Your task is to return, word for word, only the lines from the line with "What's the underlying" through the close of the data. Exclude all pictures.

**INFORMATION SHOWN**

● ● ● ●

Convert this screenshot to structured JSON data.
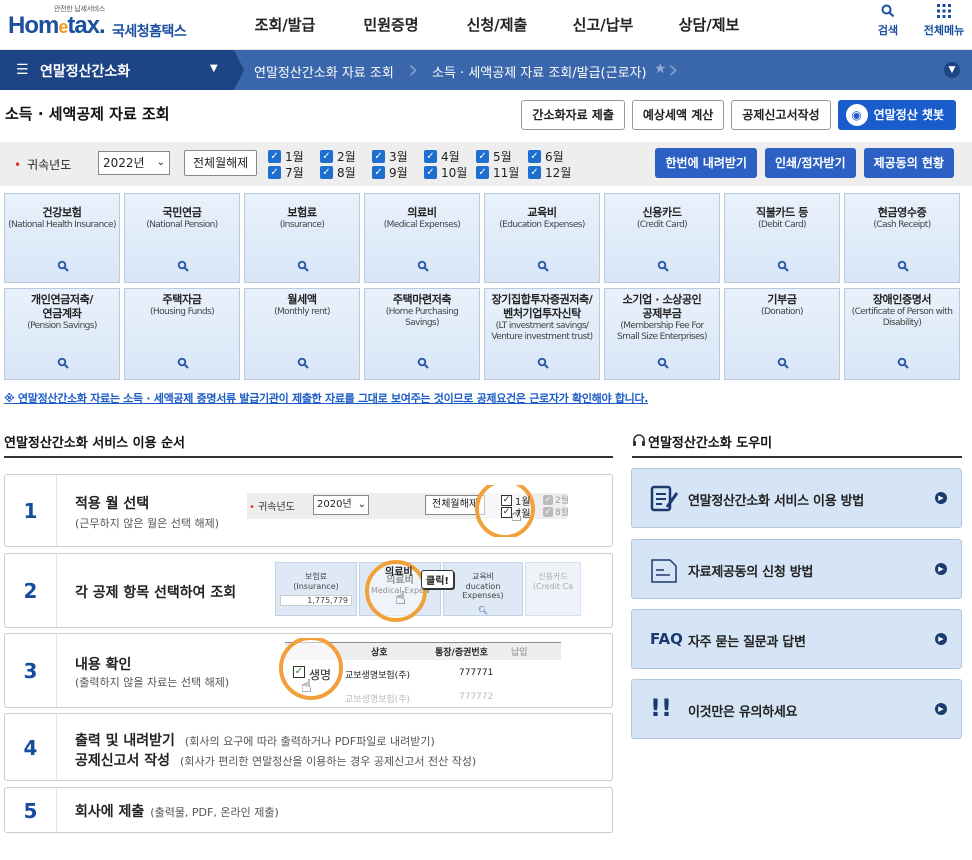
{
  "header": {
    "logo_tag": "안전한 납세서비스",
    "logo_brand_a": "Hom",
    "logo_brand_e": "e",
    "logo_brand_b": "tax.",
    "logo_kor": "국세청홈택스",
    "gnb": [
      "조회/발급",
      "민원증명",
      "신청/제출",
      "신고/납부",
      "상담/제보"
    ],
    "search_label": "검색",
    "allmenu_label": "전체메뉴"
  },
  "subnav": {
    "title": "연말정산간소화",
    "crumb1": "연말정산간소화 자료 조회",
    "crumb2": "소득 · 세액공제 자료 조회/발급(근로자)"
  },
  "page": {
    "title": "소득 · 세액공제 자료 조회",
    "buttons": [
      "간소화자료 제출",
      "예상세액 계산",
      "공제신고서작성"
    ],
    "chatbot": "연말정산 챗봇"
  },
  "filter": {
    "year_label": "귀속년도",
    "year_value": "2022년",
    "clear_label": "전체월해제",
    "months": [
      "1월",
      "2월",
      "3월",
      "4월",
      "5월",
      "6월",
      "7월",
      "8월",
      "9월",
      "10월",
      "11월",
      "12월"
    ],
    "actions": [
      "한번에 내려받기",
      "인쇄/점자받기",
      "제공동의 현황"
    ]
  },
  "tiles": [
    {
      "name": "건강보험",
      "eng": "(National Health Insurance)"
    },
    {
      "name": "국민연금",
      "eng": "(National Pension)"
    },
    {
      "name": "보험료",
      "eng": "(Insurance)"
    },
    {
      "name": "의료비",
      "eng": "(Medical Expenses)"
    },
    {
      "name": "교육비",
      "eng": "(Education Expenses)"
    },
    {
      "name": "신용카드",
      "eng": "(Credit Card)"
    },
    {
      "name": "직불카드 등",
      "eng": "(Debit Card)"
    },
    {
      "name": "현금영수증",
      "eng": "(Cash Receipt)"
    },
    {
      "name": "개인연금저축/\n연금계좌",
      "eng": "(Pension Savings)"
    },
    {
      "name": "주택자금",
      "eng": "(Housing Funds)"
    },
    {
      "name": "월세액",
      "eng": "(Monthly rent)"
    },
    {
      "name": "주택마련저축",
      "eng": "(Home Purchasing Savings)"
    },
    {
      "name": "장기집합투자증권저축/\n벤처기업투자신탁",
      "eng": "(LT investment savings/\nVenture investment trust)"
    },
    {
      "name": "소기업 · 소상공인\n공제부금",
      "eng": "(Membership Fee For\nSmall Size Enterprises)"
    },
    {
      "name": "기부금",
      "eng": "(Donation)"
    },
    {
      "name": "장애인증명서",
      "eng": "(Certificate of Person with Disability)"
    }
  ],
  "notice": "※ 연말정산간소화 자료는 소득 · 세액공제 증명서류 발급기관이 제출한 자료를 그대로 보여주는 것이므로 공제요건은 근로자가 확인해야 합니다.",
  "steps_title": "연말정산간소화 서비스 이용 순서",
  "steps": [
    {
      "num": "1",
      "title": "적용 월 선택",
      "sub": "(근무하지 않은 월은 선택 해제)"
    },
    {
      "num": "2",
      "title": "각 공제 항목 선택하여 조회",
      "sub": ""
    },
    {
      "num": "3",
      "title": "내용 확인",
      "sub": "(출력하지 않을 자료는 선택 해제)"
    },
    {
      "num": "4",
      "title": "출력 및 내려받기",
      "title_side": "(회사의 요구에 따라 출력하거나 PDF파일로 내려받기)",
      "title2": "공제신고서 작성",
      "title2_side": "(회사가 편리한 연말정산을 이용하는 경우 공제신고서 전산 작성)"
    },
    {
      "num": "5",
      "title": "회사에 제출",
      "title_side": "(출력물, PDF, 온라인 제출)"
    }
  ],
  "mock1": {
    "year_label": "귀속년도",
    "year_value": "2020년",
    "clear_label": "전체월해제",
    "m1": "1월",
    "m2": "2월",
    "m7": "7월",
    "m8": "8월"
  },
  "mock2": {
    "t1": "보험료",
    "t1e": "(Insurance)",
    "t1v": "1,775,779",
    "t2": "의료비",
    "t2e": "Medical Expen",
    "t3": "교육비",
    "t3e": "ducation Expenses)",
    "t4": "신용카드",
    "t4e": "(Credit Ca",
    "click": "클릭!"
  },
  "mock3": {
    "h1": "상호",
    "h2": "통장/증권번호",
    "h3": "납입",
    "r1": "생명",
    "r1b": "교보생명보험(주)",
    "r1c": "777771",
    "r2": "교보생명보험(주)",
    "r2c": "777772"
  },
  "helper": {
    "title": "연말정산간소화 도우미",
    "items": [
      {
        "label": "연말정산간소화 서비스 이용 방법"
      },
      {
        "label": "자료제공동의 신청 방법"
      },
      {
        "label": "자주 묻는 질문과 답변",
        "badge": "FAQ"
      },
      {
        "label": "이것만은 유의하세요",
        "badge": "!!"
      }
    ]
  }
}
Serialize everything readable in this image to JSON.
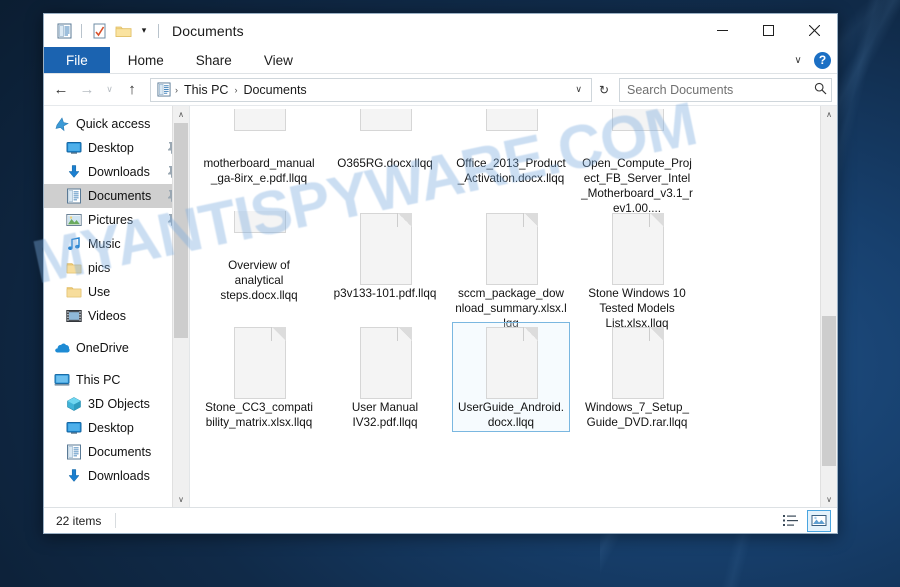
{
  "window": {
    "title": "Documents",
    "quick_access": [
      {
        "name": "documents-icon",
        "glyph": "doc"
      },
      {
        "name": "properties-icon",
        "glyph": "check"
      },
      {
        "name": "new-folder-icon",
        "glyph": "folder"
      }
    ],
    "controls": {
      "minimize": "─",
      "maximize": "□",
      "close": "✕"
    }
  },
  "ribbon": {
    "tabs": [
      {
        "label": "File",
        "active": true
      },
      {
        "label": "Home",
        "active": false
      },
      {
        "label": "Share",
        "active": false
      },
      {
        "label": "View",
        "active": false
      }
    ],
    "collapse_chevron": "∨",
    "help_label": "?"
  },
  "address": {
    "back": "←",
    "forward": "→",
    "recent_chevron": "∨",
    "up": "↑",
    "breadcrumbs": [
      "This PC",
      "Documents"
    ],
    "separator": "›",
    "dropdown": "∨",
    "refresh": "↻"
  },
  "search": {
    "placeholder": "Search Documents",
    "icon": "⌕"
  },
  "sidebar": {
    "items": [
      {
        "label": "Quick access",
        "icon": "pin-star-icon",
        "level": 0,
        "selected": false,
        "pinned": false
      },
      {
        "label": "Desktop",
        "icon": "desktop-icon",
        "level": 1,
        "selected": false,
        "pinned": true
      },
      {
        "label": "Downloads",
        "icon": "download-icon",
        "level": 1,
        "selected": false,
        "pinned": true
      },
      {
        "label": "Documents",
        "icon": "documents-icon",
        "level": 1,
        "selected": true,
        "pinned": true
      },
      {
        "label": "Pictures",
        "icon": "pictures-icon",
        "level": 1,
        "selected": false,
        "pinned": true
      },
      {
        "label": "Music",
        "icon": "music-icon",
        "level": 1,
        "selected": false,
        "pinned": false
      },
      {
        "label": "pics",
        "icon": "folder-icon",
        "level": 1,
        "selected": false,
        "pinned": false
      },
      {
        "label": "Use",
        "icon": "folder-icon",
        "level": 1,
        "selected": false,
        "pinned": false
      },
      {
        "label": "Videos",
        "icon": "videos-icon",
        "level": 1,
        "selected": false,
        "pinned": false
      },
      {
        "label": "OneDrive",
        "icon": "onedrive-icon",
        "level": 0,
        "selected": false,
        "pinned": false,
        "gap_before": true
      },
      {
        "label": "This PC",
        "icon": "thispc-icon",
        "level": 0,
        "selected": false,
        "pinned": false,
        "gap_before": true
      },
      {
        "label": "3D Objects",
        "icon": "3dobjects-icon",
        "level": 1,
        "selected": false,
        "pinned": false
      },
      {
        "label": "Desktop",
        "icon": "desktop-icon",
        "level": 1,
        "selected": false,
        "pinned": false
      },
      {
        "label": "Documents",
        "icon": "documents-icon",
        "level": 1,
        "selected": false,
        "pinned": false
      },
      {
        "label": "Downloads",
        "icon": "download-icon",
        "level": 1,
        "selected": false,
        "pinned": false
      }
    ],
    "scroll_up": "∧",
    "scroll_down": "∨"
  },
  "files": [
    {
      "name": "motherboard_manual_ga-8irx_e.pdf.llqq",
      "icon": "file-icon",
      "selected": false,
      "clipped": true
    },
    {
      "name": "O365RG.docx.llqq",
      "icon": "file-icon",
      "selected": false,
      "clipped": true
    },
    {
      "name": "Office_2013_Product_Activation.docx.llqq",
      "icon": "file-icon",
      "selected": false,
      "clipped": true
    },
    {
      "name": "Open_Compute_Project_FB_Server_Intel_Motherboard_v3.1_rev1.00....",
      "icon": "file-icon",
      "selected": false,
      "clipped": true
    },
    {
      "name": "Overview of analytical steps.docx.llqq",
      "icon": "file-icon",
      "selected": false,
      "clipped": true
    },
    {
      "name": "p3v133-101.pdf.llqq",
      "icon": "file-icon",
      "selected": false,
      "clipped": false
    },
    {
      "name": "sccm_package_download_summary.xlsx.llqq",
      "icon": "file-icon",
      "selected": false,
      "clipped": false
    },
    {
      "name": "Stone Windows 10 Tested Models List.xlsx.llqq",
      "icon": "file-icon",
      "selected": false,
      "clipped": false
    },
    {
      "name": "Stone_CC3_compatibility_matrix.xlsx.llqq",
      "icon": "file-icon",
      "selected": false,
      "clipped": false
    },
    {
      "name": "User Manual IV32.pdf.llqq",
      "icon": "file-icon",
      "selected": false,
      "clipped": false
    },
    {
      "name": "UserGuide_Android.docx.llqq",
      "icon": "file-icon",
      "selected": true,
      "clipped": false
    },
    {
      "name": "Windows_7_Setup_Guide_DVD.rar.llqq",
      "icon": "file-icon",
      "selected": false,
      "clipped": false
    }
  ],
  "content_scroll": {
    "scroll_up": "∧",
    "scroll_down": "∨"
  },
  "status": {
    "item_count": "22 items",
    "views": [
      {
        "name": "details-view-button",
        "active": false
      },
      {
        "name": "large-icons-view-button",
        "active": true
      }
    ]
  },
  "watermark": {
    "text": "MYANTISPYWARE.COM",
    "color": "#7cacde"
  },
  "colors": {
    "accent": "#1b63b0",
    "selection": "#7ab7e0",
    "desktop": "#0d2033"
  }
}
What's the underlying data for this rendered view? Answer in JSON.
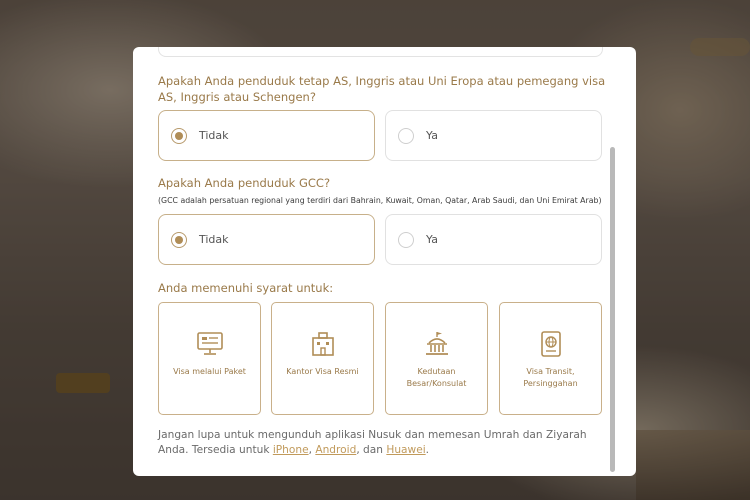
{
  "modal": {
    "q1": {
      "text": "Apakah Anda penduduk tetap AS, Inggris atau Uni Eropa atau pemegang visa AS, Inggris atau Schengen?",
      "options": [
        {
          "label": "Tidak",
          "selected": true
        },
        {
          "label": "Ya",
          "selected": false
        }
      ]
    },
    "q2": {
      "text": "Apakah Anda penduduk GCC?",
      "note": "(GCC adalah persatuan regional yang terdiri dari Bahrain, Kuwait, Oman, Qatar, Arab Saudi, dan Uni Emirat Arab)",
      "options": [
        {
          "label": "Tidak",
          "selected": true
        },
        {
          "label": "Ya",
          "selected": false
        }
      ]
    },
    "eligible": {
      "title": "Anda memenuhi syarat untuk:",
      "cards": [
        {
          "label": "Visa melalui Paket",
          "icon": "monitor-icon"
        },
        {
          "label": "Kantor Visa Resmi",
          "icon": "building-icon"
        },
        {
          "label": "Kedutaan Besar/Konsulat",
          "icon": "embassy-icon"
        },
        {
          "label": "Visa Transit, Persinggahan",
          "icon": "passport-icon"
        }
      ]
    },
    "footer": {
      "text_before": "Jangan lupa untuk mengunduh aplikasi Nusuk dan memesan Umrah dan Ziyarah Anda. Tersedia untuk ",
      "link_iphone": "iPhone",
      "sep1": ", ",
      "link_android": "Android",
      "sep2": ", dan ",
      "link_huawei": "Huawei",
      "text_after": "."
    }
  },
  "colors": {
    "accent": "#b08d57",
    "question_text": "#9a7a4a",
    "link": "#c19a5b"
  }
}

● ● ● ●

**REPLY**
What's the underlying data for this rendered view? Answer in JSON.
{
  "modal": {
    "q1": {
      "text": "Apakah Anda penduduk tetap AS, Inggris atau Uni Eropa atau pemegang visa AS, Inggris atau Schengen?",
      "options": [
        {
          "label": "Tidak",
          "selected": true
        },
        {
          "label": "Ya",
          "selected": false
        }
      ]
    },
    "q2": {
      "text": "Apakah Anda penduduk GCC?",
      "note": "(GCC adalah persatuan regional yang terdiri dari Bahrain, Kuwait, Oman, Qatar, Arab Saudi, dan Uni Emirat Arab)",
      "options": [
        {
          "label": "Tidak",
          "selected": true
        },
        {
          "label": "Ya",
          "selected": false
        }
      ]
    },
    "eligible": {
      "title": "Anda memenuhi syarat untuk:",
      "cards": [
        {
          "label": "Visa melalui Paket",
          "icon": "monitor-icon"
        },
        {
          "label": "Kantor Visa Resmi",
          "icon": "building-icon"
        },
        {
          "label": "Kedutaan Besar/Konsulat",
          "icon": "embassy-icon"
        },
        {
          "label": "Visa Transit, Persinggahan",
          "icon": "passport-icon"
        }
      ]
    },
    "footer": {
      "text_before": "Jangan lupa untuk mengunduh aplikasi Nusuk dan memesan Umrah dan Ziyarah Anda. Tersedia untuk ",
      "link_iphone": "iPhone",
      "sep1": ", ",
      "link_android": "Android",
      "sep2": ", dan ",
      "link_huawei": "Huawei",
      "text_after": "."
    }
  },
  "colors": {
    "accent": "#b08d57",
    "question_text": "#9a7a4a",
    "link": "#c19a5b"
  }
}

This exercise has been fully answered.